=== Material provided ===
▽
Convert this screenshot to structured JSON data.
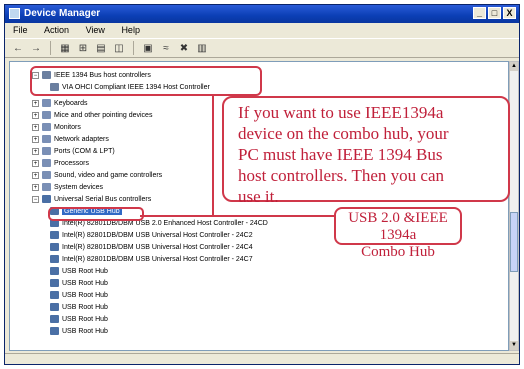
{
  "window": {
    "title": "Device Manager",
    "controls": {
      "minimize": "_",
      "maximize": "□",
      "close": "X"
    }
  },
  "menu": {
    "file": "File",
    "action": "Action",
    "view": "View",
    "help": "Help"
  },
  "toolbar": {
    "icons": [
      "back-icon",
      "forward-icon",
      "properties-icon",
      "refresh-icon",
      "print-icon",
      "help-icon",
      "scan-icon",
      "update-icon",
      "uninstall-icon",
      "disable-icon"
    ]
  },
  "tree": {
    "ieee_group": "IEEE 1394 Bus host controllers",
    "ieee_controller": "VIA OHCI Compliant IEEE 1394 Host Controller",
    "keyboards": "Keyboards",
    "mice": "Mice and other pointing devices",
    "monitors": "Monitors",
    "network": "Network adapters",
    "ports": "Ports (COM & LPT)",
    "processors": "Processors",
    "sound": "Sound, video and game controllers",
    "system": "System devices",
    "usb_group": "Universal Serial Bus controllers",
    "usb_items": [
      "Generic USB Hub",
      "Intel(R) 82801DB/DBM USB 2.0 Enhanced Host Controller - 24CD",
      "Intel(R) 82801DB/DBM USB Universal Host Controller - 24C2",
      "Intel(R) 82801DB/DBM USB Universal Host Controller - 24C4",
      "Intel(R) 82801DB/DBM USB Universal Host Controller - 24C7",
      "USB Root Hub",
      "USB Root Hub",
      "USB Root Hub",
      "USB Root Hub",
      "USB Root Hub",
      "USB Root Hub"
    ]
  },
  "annotations": {
    "note_lines": [
      "If you want to use IEEE1394a",
      "device on the combo hub, your",
      "PC must have IEEE 1394 Bus",
      "host controllers. Then you can",
      "use it."
    ],
    "combo_lines": [
      "USB 2.0 &IEEE 1394a",
      "Combo Hub"
    ]
  },
  "colors": {
    "annotation_red": "#d0384a",
    "title_blue": "#0b3fb5",
    "selection_blue": "#316ac5"
  }
}
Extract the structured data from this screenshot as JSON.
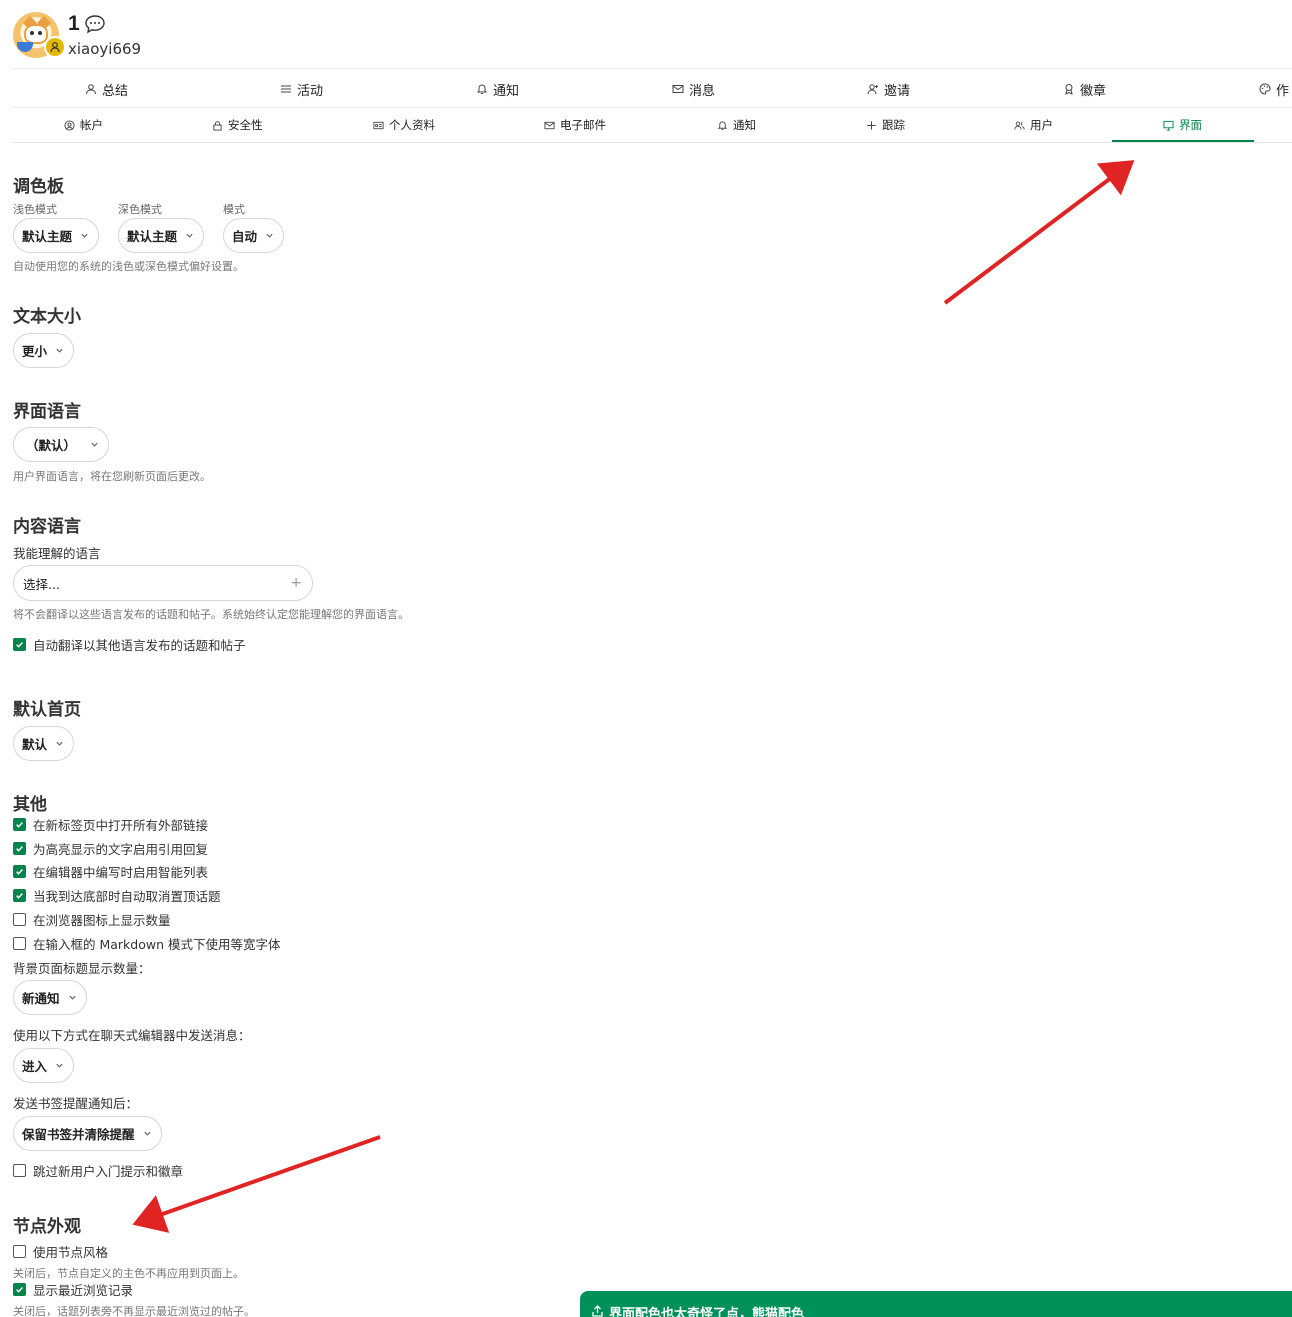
{
  "user": {
    "display_name": "1",
    "username": "xiaoyi669"
  },
  "nav_primary": [
    {
      "label": "总结",
      "icon": "user-icon"
    },
    {
      "label": "活动",
      "icon": "list-icon"
    },
    {
      "label": "通知",
      "icon": "bell-icon"
    },
    {
      "label": "消息",
      "icon": "envelope-icon"
    },
    {
      "label": "邀请",
      "icon": "user-plus-icon"
    },
    {
      "label": "徽章",
      "icon": "badge-icon"
    },
    {
      "label": "作",
      "icon": "palette-icon"
    }
  ],
  "nav_secondary": [
    {
      "label": "帐户",
      "icon": "user-circle-icon"
    },
    {
      "label": "安全性",
      "icon": "lock-icon"
    },
    {
      "label": "个人资料",
      "icon": "id-card-icon"
    },
    {
      "label": "电子邮件",
      "icon": "envelope-icon"
    },
    {
      "label": "通知",
      "icon": "bell-icon"
    },
    {
      "label": "跟踪",
      "icon": "plus-icon"
    },
    {
      "label": "用户",
      "icon": "users-icon"
    },
    {
      "label": "界面",
      "icon": "desktop-icon",
      "active": true
    }
  ],
  "palette": {
    "title": "调色板",
    "light_label": "浅色模式",
    "light_value": "默认主题",
    "dark_label": "深色模式",
    "dark_value": "默认主题",
    "mode_label": "模式",
    "mode_value": "自动",
    "hint": "自动使用您的系统的浅色或深色模式偏好设置。"
  },
  "text_size": {
    "title": "文本大小",
    "value": "更小"
  },
  "ui_language": {
    "title": "界面语言",
    "value": "（默认）",
    "hint": "用户界面语言，将在您刷新页面后更改。"
  },
  "content_language": {
    "title": "内容语言",
    "label": "我能理解的语言",
    "placeholder": "选择...",
    "plus": "+",
    "hint": "将不会翻译以这些语言发布的话题和帖子。系统始终认定您能理解您的界面语言。",
    "auto_translate": "自动翻译以其他语言发布的话题和帖子"
  },
  "homepage": {
    "title": "默认首页",
    "value": "默认"
  },
  "other": {
    "title": "其他",
    "checks": [
      {
        "label": "在新标签页中打开所有外部链接",
        "checked": true
      },
      {
        "label": "为高亮显示的文字启用引用回复",
        "checked": true
      },
      {
        "label": "在编辑器中编写时启用智能列表",
        "checked": true
      },
      {
        "label": "当我到达底部时自动取消置顶话题",
        "checked": true
      },
      {
        "label": "在浏览器图标上显示数量",
        "checked": false
      },
      {
        "label": "在输入框的 Markdown 模式下使用等宽字体",
        "checked": false
      }
    ],
    "bg_title_label": "背景页面标题显示数量：",
    "bg_title_value": "新通知",
    "chat_send_label": "使用以下方式在聊天式编辑器中发送消息：",
    "chat_send_value": "进入",
    "bookmark_label": "发送书签提醒通知后：",
    "bookmark_value": "保留书签并清除提醒",
    "skip_onboarding": "跳过新用户入门提示和徽章"
  },
  "node_appearance": {
    "title": "节点外观",
    "use_node_style": "使用节点风格",
    "use_node_style_hint": "关闭后，节点自定义的主色不再应用到页面上。",
    "show_recent": "显示最近浏览记录",
    "show_recent_hint": "关闭后，话题列表旁不再显示最近浏览过的帖子。"
  },
  "toast": {
    "text": "界面配色也太奇怪了点，熊猫配色"
  },
  "colors": {
    "accent": "#00844a",
    "annotation_arrow": "#e02424",
    "toast_bg": "#00905a"
  }
}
△
=== Exercise goal ===
Leave out the pictures and transcribe the entries above exactly.

=== Exercise answer ===
Convert this screenshot to structured JSON data.
{
  "window": {
    "title": "Device Manager",
    "controls": {
      "minimize": "_",
      "maximize": "□",
      "close": "X"
    }
  },
  "menu": {
    "file": "File",
    "action": "Action",
    "view": "View",
    "help": "Help"
  },
  "toolbar": {
    "icons": [
      "back-icon",
      "forward-icon",
      "properties-icon",
      "refresh-icon",
      "print-icon",
      "help-icon",
      "scan-icon",
      "update-icon",
      "uninstall-icon",
      "disable-icon"
    ]
  },
  "tree": {
    "ieee_group": "IEEE 1394 Bus host controllers",
    "ieee_controller": "VIA OHCI Compliant IEEE 1394 Host Controller",
    "keyboards": "Keyboards",
    "mice": "Mice and other pointing devices",
    "monitors": "Monitors",
    "network": "Network adapters",
    "ports": "Ports (COM & LPT)",
    "processors": "Processors",
    "sound": "Sound, video and game controllers",
    "system": "System devices",
    "usb_group": "Universal Serial Bus controllers",
    "usb_items": [
      "Generic USB Hub",
      "Intel(R) 82801DB/DBM USB 2.0 Enhanced Host Controller - 24CD",
      "Intel(R) 82801DB/DBM USB Universal Host Controller - 24C2",
      "Intel(R) 82801DB/DBM USB Universal Host Controller - 24C4",
      "Intel(R) 82801DB/DBM USB Universal Host Controller - 24C7",
      "USB Root Hub",
      "USB Root Hub",
      "USB Root Hub",
      "USB Root Hub",
      "USB Root Hub",
      "USB Root Hub"
    ]
  },
  "annotations": {
    "note_lines": [
      "If you want to use IEEE1394a",
      "device on the combo hub, your",
      "PC must have IEEE 1394 Bus",
      "host controllers. Then you can",
      "use it."
    ],
    "combo_lines": [
      "USB 2.0 &IEEE 1394a",
      "Combo Hub"
    ]
  },
  "colors": {
    "annotation_red": "#d0384a",
    "title_blue": "#0b3fb5",
    "selection_blue": "#316ac5"
  }
}
Extract the structured data from this screenshot as JSON.
{
  "user": {
    "display_name": "1",
    "username": "xiaoyi669"
  },
  "nav_primary": [
    {
      "label": "总结",
      "icon": "user-icon"
    },
    {
      "label": "活动",
      "icon": "list-icon"
    },
    {
      "label": "通知",
      "icon": "bell-icon"
    },
    {
      "label": "消息",
      "icon": "envelope-icon"
    },
    {
      "label": "邀请",
      "icon": "user-plus-icon"
    },
    {
      "label": "徽章",
      "icon": "badge-icon"
    },
    {
      "label": "作",
      "icon": "palette-icon"
    }
  ],
  "nav_secondary": [
    {
      "label": "帐户",
      "icon": "user-circle-icon"
    },
    {
      "label": "安全性",
      "icon": "lock-icon"
    },
    {
      "label": "个人资料",
      "icon": "id-card-icon"
    },
    {
      "label": "电子邮件",
      "icon": "envelope-icon"
    },
    {
      "label": "通知",
      "icon": "bell-icon"
    },
    {
      "label": "跟踪",
      "icon": "plus-icon"
    },
    {
      "label": "用户",
      "icon": "users-icon"
    },
    {
      "label": "界面",
      "icon": "desktop-icon",
      "active": true
    }
  ],
  "palette": {
    "title": "调色板",
    "light_label": "浅色模式",
    "light_value": "默认主题",
    "dark_label": "深色模式",
    "dark_value": "默认主题",
    "mode_label": "模式",
    "mode_value": "自动",
    "hint": "自动使用您的系统的浅色或深色模式偏好设置。"
  },
  "text_size": {
    "title": "文本大小",
    "value": "更小"
  },
  "ui_language": {
    "title": "界面语言",
    "value": "（默认）",
    "hint": "用户界面语言，将在您刷新页面后更改。"
  },
  "content_language": {
    "title": "内容语言",
    "label": "我能理解的语言",
    "placeholder": "选择...",
    "plus": "+",
    "hint": "将不会翻译以这些语言发布的话题和帖子。系统始终认定您能理解您的界面语言。",
    "auto_translate": "自动翻译以其他语言发布的话题和帖子"
  },
  "homepage": {
    "title": "默认首页",
    "value": "默认"
  },
  "other": {
    "title": "其他",
    "checks": [
      {
        "label": "在新标签页中打开所有外部链接",
        "checked": true
      },
      {
        "label": "为高亮显示的文字启用引用回复",
        "checked": true
      },
      {
        "label": "在编辑器中编写时启用智能列表",
        "checked": true
      },
      {
        "label": "当我到达底部时自动取消置顶话题",
        "checked": true
      },
      {
        "label": "在浏览器图标上显示数量",
        "checked": false
      },
      {
        "label": "在输入框的 Markdown 模式下使用等宽字体",
        "checked": false
      }
    ],
    "bg_title_label": "背景页面标题显示数量：",
    "bg_title_value": "新通知",
    "chat_send_label": "使用以下方式在聊天式编辑器中发送消息：",
    "chat_send_value": "进入",
    "bookmark_label": "发送书签提醒通知后：",
    "bookmark_value": "保留书签并清除提醒",
    "skip_onboarding": "跳过新用户入门提示和徽章"
  },
  "node_appearance": {
    "title": "节点外观",
    "use_node_style": "使用节点风格",
    "use_node_style_hint": "关闭后，节点自定义的主色不再应用到页面上。",
    "show_recent": "显示最近浏览记录",
    "show_recent_hint": "关闭后，话题列表旁不再显示最近浏览过的帖子。"
  },
  "toast": {
    "text": "界面配色也太奇怪了点，熊猫配色"
  },
  "colors": {
    "accent": "#00844a",
    "annotation_arrow": "#e02424",
    "toast_bg": "#00905a"
  }
}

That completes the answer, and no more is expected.